Work required | Spot each line that carries the word "sender"; copy those lines.

((

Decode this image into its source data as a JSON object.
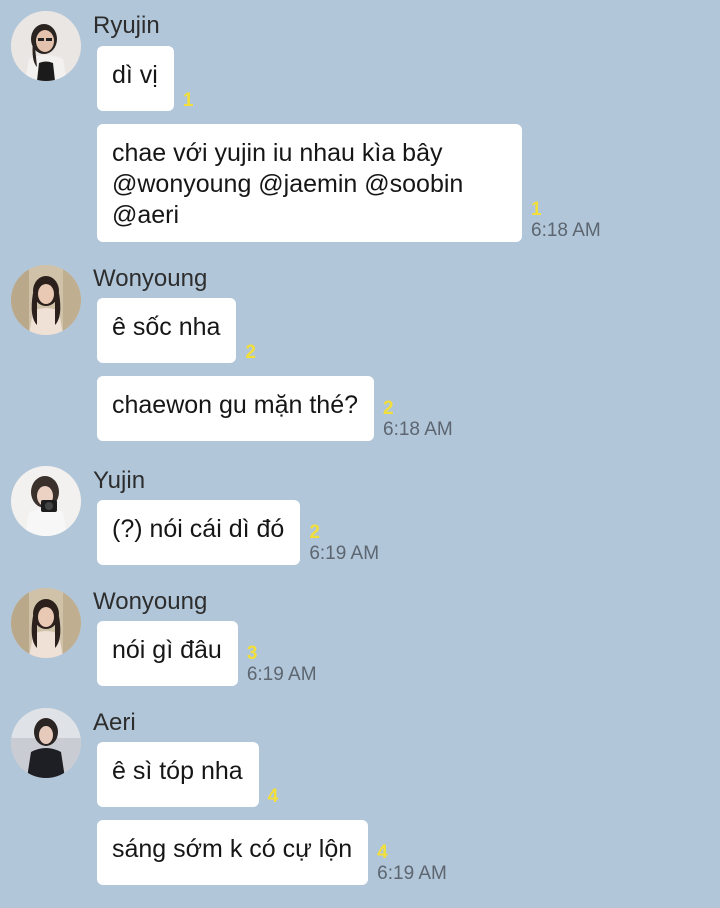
{
  "colors": {
    "background": "#b1c6d9",
    "bubble": "#ffffff",
    "unread": "#f2df3a",
    "time": "#5d6670"
  },
  "groups": [
    {
      "sender": "Ryujin",
      "avatar_icon": "ryujin-avatar",
      "messages": [
        {
          "text": "dì vị",
          "unread": "1",
          "time": ""
        },
        {
          "text": "chae với yujin iu nhau kìa bây\n@wonyoung @jaemin @soobin\n@aeri",
          "unread": "1",
          "time": "6:18 AM"
        }
      ]
    },
    {
      "sender": "Wonyoung",
      "avatar_icon": "wonyoung-avatar",
      "messages": [
        {
          "text": "ê sốc nha",
          "unread": "2",
          "time": ""
        },
        {
          "text": "chaewon gu mặn thé?",
          "unread": "2",
          "time": "6:18 AM"
        }
      ]
    },
    {
      "sender": "Yujin",
      "avatar_icon": "yujin-avatar",
      "messages": [
        {
          "text": "(?) nói cái dì đó",
          "unread": "2",
          "time": "6:19 AM"
        }
      ]
    },
    {
      "sender": "Wonyoung",
      "avatar_icon": "wonyoung-avatar",
      "messages": [
        {
          "text": "nói gì đâu",
          "unread": "3",
          "time": "6:19 AM"
        }
      ]
    },
    {
      "sender": "Aeri",
      "avatar_icon": "aeri-avatar",
      "messages": [
        {
          "text": "ê sì tóp nha",
          "unread": "4",
          "time": ""
        },
        {
          "text": "sáng sớm k có cự lộn",
          "unread": "4",
          "time": "6:19 AM"
        }
      ]
    }
  ]
}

))

Reply |
      "sender": "Ryujin",
      "sender": "Wonyoung",
      "sender": "Yujin",
      "sender": "Wonyoung",
      "sender": "Aeri",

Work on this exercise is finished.